══ Provided entries

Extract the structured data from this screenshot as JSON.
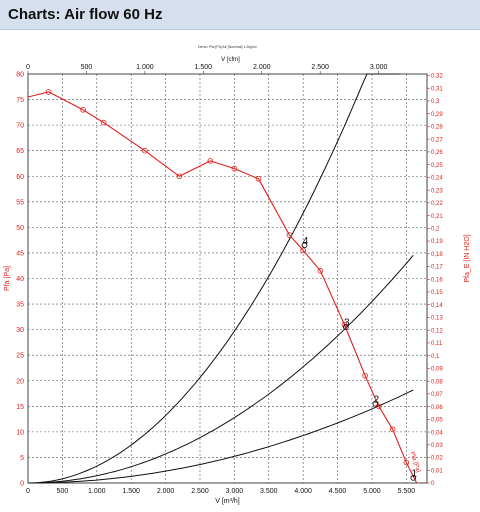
{
  "header": {
    "title": "Charts: Air flow 60 Hz"
  },
  "chart_data": {
    "type": "line",
    "title": "Dens= Pfa [Pa]  Air [Nominal] 1.2kg/m³",
    "xlabel_bottom": "V [m³/h]",
    "xlabel_top": "V [cfm]",
    "ylabel_left": "Pfa [Pa]",
    "ylabel_right": "Pfa_E [IN H2O]",
    "x_bottom_lim": [
      0,
      5800
    ],
    "y_left_lim": [
      0,
      80
    ],
    "x_top_ticks": [
      {
        "value": 0,
        "label": "0"
      },
      {
        "value": 500,
        "label": "500"
      },
      {
        "value": 1000,
        "label": "1.000"
      },
      {
        "value": 1500,
        "label": "1.500"
      },
      {
        "value": 2000,
        "label": "2.000"
      },
      {
        "value": 2500,
        "label": "2.500"
      },
      {
        "value": 3000,
        "label": "3.000"
      }
    ],
    "x_bottom_ticks": [
      {
        "value": 0,
        "label": "0"
      },
      {
        "value": 500,
        "label": "500"
      },
      {
        "value": 1000,
        "label": "1.000"
      },
      {
        "value": 1500,
        "label": "1.500"
      },
      {
        "value": 2000,
        "label": "2.000"
      },
      {
        "value": 2500,
        "label": "2.500"
      },
      {
        "value": 3000,
        "label": "3.000"
      },
      {
        "value": 3500,
        "label": "3.500"
      },
      {
        "value": 4000,
        "label": "4.000"
      },
      {
        "value": 4500,
        "label": "4.500"
      },
      {
        "value": 5000,
        "label": "5.000"
      },
      {
        "value": 5500,
        "label": "5.500"
      }
    ],
    "y_left_ticks": [
      {
        "value": 0,
        "label": "0"
      },
      {
        "value": 5,
        "label": "5"
      },
      {
        "value": 10,
        "label": "10"
      },
      {
        "value": 15,
        "label": "15"
      },
      {
        "value": 20,
        "label": "20"
      },
      {
        "value": 25,
        "label": "25"
      },
      {
        "value": 30,
        "label": "30"
      },
      {
        "value": 35,
        "label": "35"
      },
      {
        "value": 40,
        "label": "40"
      },
      {
        "value": 45,
        "label": "45"
      },
      {
        "value": 50,
        "label": "50"
      },
      {
        "value": 55,
        "label": "55"
      },
      {
        "value": 60,
        "label": "60"
      },
      {
        "value": 65,
        "label": "65"
      },
      {
        "value": 70,
        "label": "70"
      },
      {
        "value": 75,
        "label": "75"
      },
      {
        "value": 80,
        "label": "80"
      }
    ],
    "y_right_ticks": [
      {
        "value": 0.0,
        "label": "0"
      },
      {
        "value": 0.01,
        "label": "0,01"
      },
      {
        "value": 0.02,
        "label": "0,02"
      },
      {
        "value": 0.03,
        "label": "0,03"
      },
      {
        "value": 0.04,
        "label": "0,04"
      },
      {
        "value": 0.05,
        "label": "0,05"
      },
      {
        "value": 0.06,
        "label": "0,06"
      },
      {
        "value": 0.07,
        "label": "0,07"
      },
      {
        "value": 0.08,
        "label": "0,08"
      },
      {
        "value": 0.09,
        "label": "0,09"
      },
      {
        "value": 0.1,
        "label": "0,1"
      },
      {
        "value": 0.11,
        "label": "0,11"
      },
      {
        "value": 0.12,
        "label": "0,12"
      },
      {
        "value": 0.13,
        "label": "0,13"
      },
      {
        "value": 0.14,
        "label": "0,14"
      },
      {
        "value": 0.15,
        "label": "0,15"
      },
      {
        "value": 0.16,
        "label": "0,16"
      },
      {
        "value": 0.17,
        "label": "0,17"
      },
      {
        "value": 0.18,
        "label": "0,18"
      },
      {
        "value": 0.19,
        "label": "0,19"
      },
      {
        "value": 0.2,
        "label": "0,2"
      },
      {
        "value": 0.21,
        "label": "0,21"
      },
      {
        "value": 0.22,
        "label": "0,22"
      },
      {
        "value": 0.23,
        "label": "0,23"
      },
      {
        "value": 0.24,
        "label": "0,24"
      },
      {
        "value": 0.25,
        "label": "0,25"
      },
      {
        "value": 0.26,
        "label": "0,26"
      },
      {
        "value": 0.27,
        "label": "0,27"
      },
      {
        "value": 0.28,
        "label": "0,28"
      },
      {
        "value": 0.29,
        "label": "0,29"
      },
      {
        "value": 0.3,
        "label": "0,3"
      },
      {
        "value": 0.31,
        "label": "0,31"
      },
      {
        "value": 0.32,
        "label": "0,32"
      }
    ],
    "grid": true,
    "series": [
      {
        "label": "Pfa [Pa]",
        "color": "#e0201c",
        "kind": "fan-curve",
        "x": [
          0,
          300,
          800,
          1100,
          1700,
          2200,
          2650,
          3000,
          3350,
          3800,
          4000,
          4250,
          4600,
          4900,
          5100,
          5300,
          5500,
          5650
        ],
        "y": [
          75.5,
          76.5,
          73,
          70.5,
          65,
          60,
          63,
          61.5,
          59.5,
          48.5,
          45.5,
          41.5,
          31,
          21,
          15,
          10.5,
          4,
          0
        ]
      },
      {
        "kind": "system-curve",
        "color": "#111111",
        "k": 3.3e-06,
        "x_max": 5400
      },
      {
        "kind": "system-curve",
        "color": "#111111",
        "k": 1.42e-06,
        "x_max": 5600
      },
      {
        "kind": "system-curve",
        "color": "#111111",
        "k": 5.8e-07,
        "x_max": 5600
      }
    ],
    "markers": [
      {
        "label": "1",
        "x": 5600,
        "y": 1
      },
      {
        "label": "2",
        "x": 5050,
        "y": 15.5
      },
      {
        "label": "3",
        "x": 4620,
        "y": 30.5
      },
      {
        "label": "4",
        "x": 4020,
        "y": 46.5
      }
    ],
    "curve_label": "Pfa [Pa]"
  },
  "colors": {
    "red": "#e0201c",
    "header_bg": "#d5dfed",
    "grid": "#555555"
  }
}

════

Exercise task – Show every line from the listing above in which the string "title" appears.

Correct result –
    "title": "Charts: Air flow 60 Hz"
    "title": "Dens= Pfa [Pa]  Air [Nominal] 1.2kg/m³",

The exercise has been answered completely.